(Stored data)
START
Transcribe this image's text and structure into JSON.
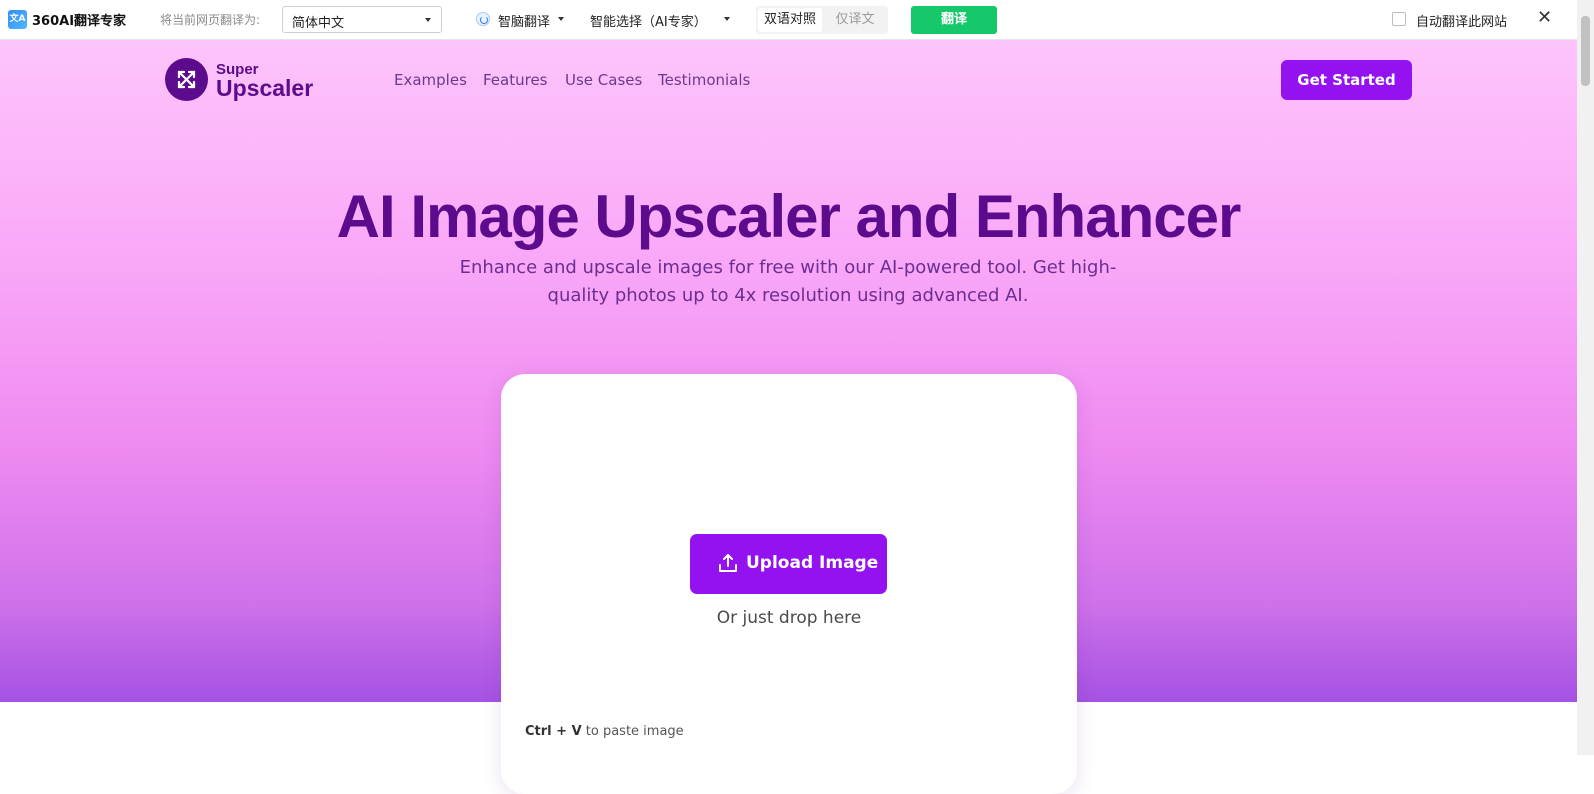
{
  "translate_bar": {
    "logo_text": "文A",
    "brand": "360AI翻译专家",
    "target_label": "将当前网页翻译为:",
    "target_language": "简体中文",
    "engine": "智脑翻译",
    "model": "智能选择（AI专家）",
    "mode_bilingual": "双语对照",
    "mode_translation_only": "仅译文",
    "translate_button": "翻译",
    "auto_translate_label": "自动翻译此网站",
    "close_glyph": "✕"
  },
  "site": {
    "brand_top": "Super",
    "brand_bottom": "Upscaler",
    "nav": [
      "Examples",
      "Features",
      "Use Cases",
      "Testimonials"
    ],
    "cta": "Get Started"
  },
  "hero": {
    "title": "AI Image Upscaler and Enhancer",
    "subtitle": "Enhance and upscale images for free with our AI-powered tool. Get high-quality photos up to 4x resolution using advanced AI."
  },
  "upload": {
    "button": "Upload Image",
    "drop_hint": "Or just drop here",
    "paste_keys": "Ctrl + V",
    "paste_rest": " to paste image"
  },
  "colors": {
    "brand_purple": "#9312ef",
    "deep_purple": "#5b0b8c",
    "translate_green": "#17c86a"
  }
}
END
START
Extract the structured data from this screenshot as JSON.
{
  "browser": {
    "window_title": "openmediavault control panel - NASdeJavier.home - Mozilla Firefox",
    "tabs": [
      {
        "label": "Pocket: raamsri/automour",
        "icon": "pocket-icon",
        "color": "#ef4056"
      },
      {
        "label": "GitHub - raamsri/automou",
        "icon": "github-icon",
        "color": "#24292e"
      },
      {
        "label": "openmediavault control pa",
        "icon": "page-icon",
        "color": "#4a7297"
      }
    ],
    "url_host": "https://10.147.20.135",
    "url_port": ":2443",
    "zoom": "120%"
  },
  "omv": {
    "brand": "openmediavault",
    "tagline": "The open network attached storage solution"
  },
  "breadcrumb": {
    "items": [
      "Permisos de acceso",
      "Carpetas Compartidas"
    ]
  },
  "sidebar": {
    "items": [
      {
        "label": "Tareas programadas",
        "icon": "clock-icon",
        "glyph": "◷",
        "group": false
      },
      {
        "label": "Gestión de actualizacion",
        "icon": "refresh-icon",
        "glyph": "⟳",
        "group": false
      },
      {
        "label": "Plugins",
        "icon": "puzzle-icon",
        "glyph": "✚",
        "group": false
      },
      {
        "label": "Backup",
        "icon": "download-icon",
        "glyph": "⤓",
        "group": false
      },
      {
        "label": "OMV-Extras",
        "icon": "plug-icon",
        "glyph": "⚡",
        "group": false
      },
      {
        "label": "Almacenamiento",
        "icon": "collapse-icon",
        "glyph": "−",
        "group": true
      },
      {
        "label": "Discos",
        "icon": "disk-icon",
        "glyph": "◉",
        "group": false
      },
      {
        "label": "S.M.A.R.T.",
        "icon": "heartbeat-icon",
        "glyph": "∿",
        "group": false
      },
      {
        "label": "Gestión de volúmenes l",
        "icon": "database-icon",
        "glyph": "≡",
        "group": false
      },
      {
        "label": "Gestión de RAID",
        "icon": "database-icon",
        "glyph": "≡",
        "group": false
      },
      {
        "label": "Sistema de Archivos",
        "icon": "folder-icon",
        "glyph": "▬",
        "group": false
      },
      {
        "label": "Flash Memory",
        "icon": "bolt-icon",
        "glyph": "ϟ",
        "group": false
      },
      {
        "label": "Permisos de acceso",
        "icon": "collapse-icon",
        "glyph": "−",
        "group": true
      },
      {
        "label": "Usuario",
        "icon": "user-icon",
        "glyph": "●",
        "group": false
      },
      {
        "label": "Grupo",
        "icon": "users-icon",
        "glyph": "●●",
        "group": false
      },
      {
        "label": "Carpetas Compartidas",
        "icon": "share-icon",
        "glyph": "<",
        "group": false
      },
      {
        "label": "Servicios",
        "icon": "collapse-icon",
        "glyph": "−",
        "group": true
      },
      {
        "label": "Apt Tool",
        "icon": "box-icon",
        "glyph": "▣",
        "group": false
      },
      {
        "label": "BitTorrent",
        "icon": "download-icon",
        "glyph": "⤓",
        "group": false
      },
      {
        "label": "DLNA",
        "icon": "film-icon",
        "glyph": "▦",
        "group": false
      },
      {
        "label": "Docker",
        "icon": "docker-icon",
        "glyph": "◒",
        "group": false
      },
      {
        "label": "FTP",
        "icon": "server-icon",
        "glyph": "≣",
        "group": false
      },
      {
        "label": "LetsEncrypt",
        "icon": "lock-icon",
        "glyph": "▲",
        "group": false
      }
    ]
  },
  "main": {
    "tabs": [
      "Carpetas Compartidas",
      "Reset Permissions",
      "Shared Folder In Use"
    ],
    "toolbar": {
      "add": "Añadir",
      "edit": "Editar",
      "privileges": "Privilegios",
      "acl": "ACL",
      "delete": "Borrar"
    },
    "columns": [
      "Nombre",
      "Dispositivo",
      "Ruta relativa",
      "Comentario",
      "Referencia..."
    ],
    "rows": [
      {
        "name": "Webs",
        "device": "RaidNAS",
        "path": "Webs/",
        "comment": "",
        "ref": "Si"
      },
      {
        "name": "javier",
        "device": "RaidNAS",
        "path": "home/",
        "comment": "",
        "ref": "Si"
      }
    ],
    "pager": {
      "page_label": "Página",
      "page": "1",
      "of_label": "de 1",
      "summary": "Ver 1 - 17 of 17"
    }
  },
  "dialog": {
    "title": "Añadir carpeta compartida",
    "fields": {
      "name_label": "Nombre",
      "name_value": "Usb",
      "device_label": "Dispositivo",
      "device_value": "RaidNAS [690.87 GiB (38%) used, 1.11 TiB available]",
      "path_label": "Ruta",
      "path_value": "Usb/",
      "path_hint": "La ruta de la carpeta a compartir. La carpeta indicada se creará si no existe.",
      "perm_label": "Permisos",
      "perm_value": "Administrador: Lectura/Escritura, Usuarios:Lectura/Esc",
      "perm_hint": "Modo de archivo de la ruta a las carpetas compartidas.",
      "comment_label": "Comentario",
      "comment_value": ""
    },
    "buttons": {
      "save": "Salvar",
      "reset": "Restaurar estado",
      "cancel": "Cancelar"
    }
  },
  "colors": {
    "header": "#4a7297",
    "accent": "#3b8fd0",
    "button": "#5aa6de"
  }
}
END
Exercise task
What is the number of lines in the listing that contain the string "acceso"? Reply with that number alone.

Task result
2